(Data records)
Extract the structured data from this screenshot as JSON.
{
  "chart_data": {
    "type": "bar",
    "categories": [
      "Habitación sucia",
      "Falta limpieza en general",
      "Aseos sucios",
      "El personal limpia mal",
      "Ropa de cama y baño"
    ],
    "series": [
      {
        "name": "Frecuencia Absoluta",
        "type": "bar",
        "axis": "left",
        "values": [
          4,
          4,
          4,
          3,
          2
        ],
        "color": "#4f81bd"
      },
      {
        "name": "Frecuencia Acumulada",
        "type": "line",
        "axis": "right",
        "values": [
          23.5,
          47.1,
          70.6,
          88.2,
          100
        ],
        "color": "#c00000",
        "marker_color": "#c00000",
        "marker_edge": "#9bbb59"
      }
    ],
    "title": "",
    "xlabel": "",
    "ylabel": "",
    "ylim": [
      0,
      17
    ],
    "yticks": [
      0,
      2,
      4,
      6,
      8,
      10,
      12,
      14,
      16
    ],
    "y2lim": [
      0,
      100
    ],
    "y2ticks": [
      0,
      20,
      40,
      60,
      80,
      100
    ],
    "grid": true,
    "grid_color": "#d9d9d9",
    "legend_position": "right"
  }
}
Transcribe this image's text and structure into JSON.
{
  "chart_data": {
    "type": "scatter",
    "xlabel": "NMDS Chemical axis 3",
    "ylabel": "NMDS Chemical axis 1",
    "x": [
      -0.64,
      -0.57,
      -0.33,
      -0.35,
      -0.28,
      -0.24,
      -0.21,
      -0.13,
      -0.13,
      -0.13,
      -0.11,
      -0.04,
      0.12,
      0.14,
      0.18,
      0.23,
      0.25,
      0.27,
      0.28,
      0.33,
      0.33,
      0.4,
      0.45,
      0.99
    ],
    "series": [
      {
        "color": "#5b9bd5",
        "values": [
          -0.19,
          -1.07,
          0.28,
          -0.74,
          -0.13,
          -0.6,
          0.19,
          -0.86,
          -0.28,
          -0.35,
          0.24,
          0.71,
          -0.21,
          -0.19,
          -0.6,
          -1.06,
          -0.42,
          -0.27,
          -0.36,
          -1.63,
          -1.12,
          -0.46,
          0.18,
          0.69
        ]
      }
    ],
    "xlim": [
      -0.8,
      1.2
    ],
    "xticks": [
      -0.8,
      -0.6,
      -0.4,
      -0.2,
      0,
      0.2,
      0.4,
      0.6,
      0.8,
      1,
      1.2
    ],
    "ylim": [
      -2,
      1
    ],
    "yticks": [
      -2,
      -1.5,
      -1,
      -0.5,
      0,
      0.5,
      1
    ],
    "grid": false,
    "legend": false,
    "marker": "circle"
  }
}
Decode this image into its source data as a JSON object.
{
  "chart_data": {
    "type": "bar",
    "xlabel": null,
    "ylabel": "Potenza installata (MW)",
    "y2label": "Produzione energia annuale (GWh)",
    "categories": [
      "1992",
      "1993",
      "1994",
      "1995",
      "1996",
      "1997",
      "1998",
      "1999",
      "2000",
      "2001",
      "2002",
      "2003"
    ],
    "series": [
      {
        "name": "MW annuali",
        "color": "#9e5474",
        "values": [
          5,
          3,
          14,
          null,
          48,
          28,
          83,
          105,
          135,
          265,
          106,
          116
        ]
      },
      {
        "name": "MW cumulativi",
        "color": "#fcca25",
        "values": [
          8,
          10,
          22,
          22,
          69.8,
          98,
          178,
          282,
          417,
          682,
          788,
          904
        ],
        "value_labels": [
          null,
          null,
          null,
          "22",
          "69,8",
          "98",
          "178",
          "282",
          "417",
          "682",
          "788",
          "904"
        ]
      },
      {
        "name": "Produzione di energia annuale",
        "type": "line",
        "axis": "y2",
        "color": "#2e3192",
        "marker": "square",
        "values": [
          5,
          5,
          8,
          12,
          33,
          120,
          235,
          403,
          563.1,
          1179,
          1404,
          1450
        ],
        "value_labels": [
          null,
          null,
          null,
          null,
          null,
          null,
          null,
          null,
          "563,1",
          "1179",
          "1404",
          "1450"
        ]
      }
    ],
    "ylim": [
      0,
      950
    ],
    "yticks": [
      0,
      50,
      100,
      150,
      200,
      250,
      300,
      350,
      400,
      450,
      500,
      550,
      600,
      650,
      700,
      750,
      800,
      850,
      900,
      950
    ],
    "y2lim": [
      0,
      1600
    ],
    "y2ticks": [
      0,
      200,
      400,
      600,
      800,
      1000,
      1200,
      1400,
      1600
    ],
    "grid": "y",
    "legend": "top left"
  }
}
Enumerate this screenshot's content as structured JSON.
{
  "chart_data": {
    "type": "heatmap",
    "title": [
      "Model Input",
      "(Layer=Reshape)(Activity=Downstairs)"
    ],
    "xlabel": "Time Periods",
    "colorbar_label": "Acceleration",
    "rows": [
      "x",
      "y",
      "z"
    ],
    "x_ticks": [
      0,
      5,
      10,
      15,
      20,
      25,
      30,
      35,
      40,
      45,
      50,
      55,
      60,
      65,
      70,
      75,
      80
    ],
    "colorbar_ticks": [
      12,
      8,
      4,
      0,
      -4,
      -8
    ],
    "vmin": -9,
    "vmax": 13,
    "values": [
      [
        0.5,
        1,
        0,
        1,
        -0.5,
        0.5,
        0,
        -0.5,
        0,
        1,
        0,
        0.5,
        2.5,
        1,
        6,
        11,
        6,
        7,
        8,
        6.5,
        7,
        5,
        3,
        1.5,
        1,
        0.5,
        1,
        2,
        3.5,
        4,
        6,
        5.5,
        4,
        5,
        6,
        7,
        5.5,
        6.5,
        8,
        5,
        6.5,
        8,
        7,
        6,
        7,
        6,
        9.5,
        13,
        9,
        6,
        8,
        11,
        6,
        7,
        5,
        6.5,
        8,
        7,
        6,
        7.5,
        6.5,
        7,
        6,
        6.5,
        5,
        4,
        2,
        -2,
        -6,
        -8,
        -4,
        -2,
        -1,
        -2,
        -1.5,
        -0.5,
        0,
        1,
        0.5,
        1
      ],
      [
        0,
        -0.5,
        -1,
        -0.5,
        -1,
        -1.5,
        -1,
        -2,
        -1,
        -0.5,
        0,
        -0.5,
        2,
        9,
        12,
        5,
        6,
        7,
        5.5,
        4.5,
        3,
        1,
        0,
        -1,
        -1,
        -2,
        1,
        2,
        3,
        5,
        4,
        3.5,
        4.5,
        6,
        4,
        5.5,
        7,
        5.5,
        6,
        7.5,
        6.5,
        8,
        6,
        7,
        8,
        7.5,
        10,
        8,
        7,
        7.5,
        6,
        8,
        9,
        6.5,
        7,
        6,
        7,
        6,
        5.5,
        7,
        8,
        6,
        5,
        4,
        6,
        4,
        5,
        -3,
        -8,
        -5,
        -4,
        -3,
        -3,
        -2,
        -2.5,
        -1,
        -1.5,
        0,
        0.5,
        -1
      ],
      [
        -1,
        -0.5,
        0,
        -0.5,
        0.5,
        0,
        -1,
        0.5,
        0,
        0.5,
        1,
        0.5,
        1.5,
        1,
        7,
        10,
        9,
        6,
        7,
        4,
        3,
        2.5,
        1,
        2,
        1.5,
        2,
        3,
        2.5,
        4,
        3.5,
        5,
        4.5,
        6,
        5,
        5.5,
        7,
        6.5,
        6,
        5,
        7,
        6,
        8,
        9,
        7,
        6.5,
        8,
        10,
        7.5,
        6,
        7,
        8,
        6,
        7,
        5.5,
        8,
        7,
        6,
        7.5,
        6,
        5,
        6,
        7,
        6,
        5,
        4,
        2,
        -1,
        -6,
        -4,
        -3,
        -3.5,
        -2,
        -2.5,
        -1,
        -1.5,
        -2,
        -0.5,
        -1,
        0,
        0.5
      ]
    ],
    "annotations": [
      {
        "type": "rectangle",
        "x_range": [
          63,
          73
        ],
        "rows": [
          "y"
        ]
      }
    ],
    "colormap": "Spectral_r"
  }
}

* [Problem description]
Using the records above, select and copy every line that has the word "into".

* [Worked answer]
Transcribe this image's text and structure into JSON.
Decode this image into its source data as a JSON object.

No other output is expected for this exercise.